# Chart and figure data
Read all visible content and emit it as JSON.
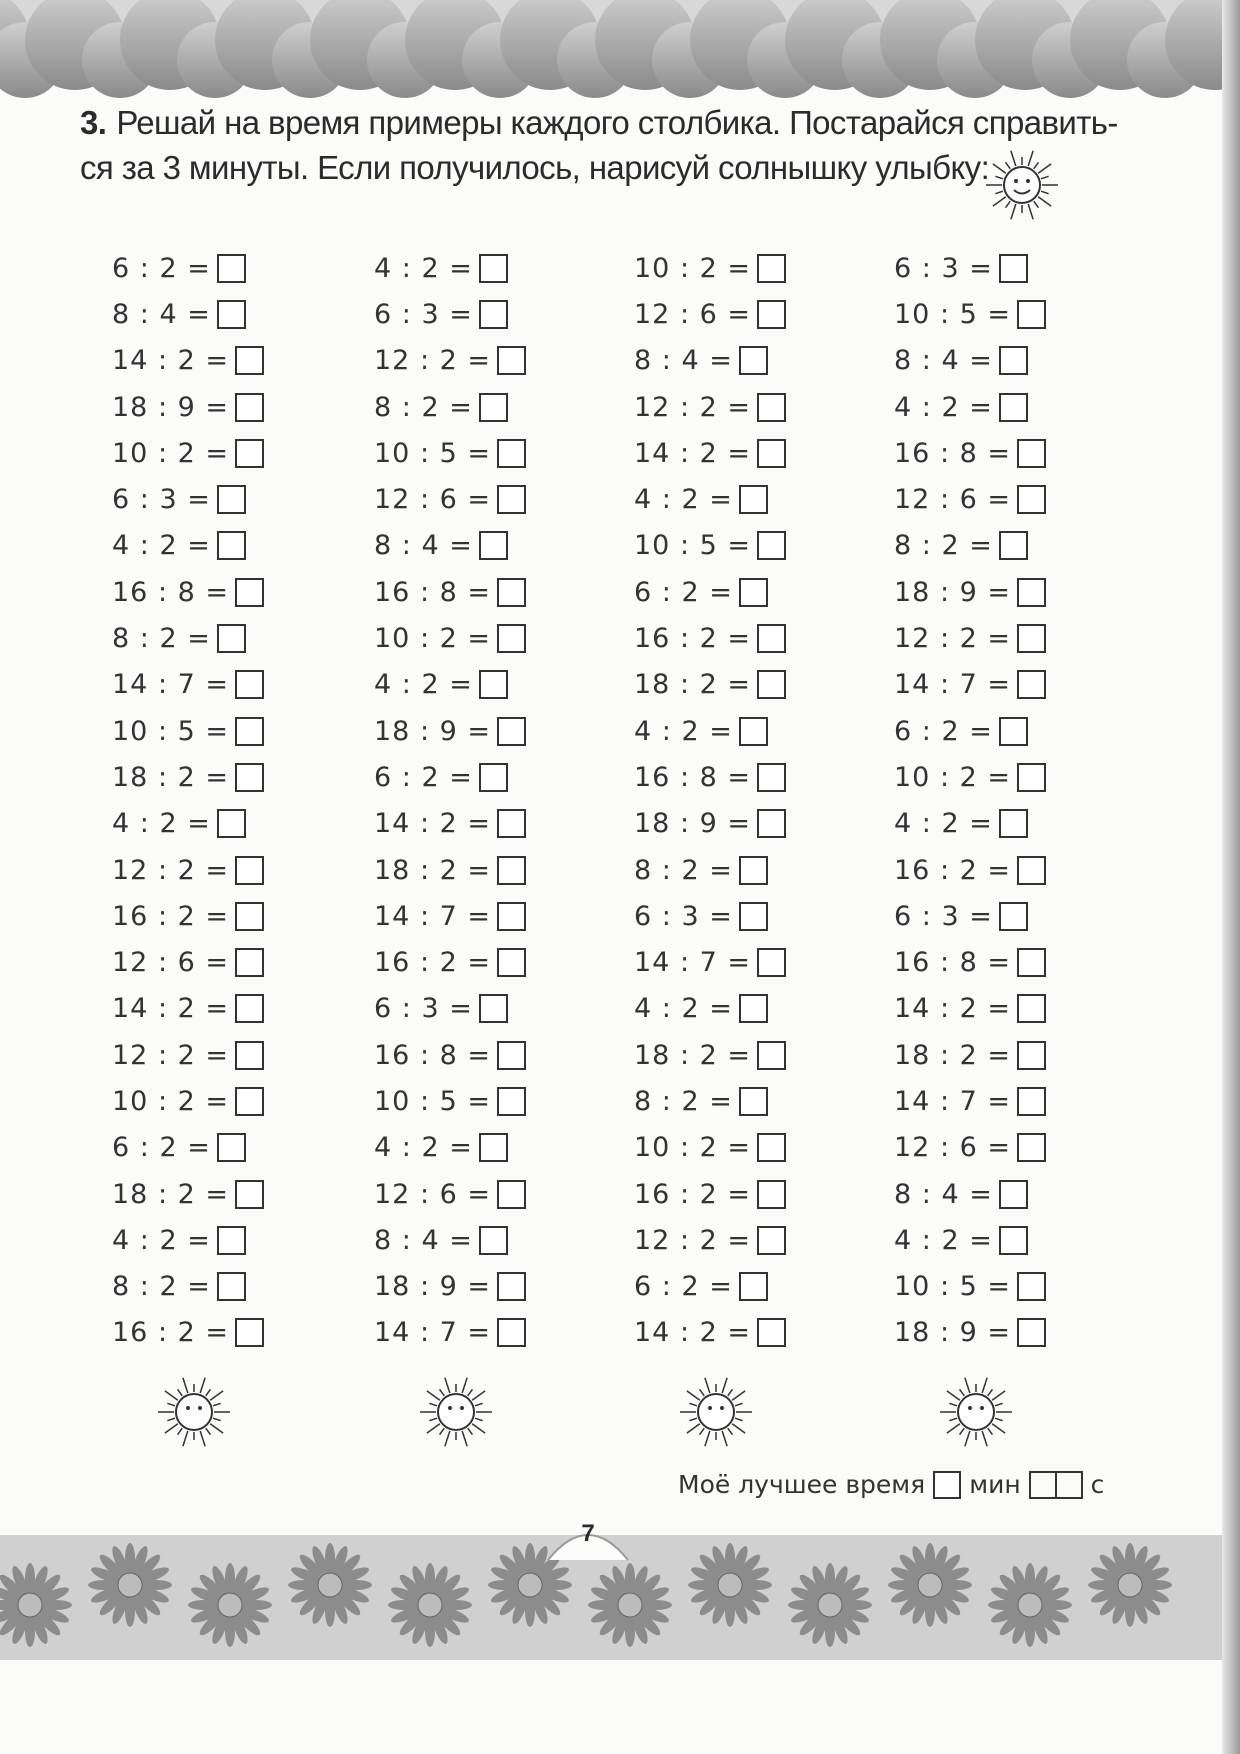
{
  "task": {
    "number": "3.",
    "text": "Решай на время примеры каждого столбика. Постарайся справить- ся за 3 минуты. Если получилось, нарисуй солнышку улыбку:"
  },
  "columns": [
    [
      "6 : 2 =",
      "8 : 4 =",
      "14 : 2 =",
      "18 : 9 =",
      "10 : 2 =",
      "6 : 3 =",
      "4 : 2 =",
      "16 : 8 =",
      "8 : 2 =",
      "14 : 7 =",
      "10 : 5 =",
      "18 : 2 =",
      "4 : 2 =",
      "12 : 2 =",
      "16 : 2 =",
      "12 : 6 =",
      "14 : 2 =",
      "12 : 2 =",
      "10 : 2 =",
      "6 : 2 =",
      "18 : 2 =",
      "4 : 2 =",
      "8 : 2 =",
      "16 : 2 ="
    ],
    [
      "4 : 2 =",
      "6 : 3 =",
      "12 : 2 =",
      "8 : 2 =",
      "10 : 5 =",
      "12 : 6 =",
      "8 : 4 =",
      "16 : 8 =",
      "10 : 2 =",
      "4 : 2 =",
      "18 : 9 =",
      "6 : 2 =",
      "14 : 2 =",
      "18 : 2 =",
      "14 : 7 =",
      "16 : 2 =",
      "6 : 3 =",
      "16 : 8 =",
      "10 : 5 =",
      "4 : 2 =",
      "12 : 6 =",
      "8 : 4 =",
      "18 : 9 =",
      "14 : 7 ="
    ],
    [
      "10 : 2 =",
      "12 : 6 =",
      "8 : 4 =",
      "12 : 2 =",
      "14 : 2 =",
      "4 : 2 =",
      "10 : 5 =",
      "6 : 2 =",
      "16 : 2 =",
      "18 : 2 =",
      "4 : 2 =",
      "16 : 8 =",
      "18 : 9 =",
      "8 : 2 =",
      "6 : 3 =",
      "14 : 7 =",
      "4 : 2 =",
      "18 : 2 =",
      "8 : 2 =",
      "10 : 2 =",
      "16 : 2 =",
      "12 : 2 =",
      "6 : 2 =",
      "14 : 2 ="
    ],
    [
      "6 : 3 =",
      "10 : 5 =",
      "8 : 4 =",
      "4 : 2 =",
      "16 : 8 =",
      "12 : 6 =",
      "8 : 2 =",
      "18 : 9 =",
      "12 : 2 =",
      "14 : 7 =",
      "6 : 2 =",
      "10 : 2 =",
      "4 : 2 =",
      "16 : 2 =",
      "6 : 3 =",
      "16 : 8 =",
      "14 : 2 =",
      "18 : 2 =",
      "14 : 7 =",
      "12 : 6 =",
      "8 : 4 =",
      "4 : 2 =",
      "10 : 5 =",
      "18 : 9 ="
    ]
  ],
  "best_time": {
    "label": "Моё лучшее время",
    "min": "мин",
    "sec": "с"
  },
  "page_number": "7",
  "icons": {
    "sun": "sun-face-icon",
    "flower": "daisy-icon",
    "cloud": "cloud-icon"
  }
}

# What you will do
Repeat all the data as it stands, dropping any images it holds.

# Problem solution
Read all visible content and emit it as JSON.
{
  "task": {
    "number": "3.",
    "text": "Решай на время примеры каждого столбика. Постарайся справить- ся за 3 минуты. Если получилось, нарисуй солнышку улыбку:"
  },
  "columns": [
    [
      "6 : 2 =",
      "8 : 4 =",
      "14 : 2 =",
      "18 : 9 =",
      "10 : 2 =",
      "6 : 3 =",
      "4 : 2 =",
      "16 : 8 =",
      "8 : 2 =",
      "14 : 7 =",
      "10 : 5 =",
      "18 : 2 =",
      "4 : 2 =",
      "12 : 2 =",
      "16 : 2 =",
      "12 : 6 =",
      "14 : 2 =",
      "12 : 2 =",
      "10 : 2 =",
      "6 : 2 =",
      "18 : 2 =",
      "4 : 2 =",
      "8 : 2 =",
      "16 : 2 ="
    ],
    [
      "4 : 2 =",
      "6 : 3 =",
      "12 : 2 =",
      "8 : 2 =",
      "10 : 5 =",
      "12 : 6 =",
      "8 : 4 =",
      "16 : 8 =",
      "10 : 2 =",
      "4 : 2 =",
      "18 : 9 =",
      "6 : 2 =",
      "14 : 2 =",
      "18 : 2 =",
      "14 : 7 =",
      "16 : 2 =",
      "6 : 3 =",
      "16 : 8 =",
      "10 : 5 =",
      "4 : 2 =",
      "12 : 6 =",
      "8 : 4 =",
      "18 : 9 =",
      "14 : 7 ="
    ],
    [
      "10 : 2 =",
      "12 : 6 =",
      "8 : 4 =",
      "12 : 2 =",
      "14 : 2 =",
      "4 : 2 =",
      "10 : 5 =",
      "6 : 2 =",
      "16 : 2 =",
      "18 : 2 =",
      "4 : 2 =",
      "16 : 8 =",
      "18 : 9 =",
      "8 : 2 =",
      "6 : 3 =",
      "14 : 7 =",
      "4 : 2 =",
      "18 : 2 =",
      "8 : 2 =",
      "10 : 2 =",
      "16 : 2 =",
      "12 : 2 =",
      "6 : 2 =",
      "14 : 2 ="
    ],
    [
      "6 : 3 =",
      "10 : 5 =",
      "8 : 4 =",
      "4 : 2 =",
      "16 : 8 =",
      "12 : 6 =",
      "8 : 2 =",
      "18 : 9 =",
      "12 : 2 =",
      "14 : 7 =",
      "6 : 2 =",
      "10 : 2 =",
      "4 : 2 =",
      "16 : 2 =",
      "6 : 3 =",
      "16 : 8 =",
      "14 : 2 =",
      "18 : 2 =",
      "14 : 7 =",
      "12 : 6 =",
      "8 : 4 =",
      "4 : 2 =",
      "10 : 5 =",
      "18 : 9 ="
    ]
  ],
  "best_time": {
    "label": "Моё лучшее время",
    "min": "мин",
    "sec": "с"
  },
  "page_number": "7",
  "icons": {
    "sun": "sun-face-icon",
    "flower": "daisy-icon",
    "cloud": "cloud-icon"
  }
}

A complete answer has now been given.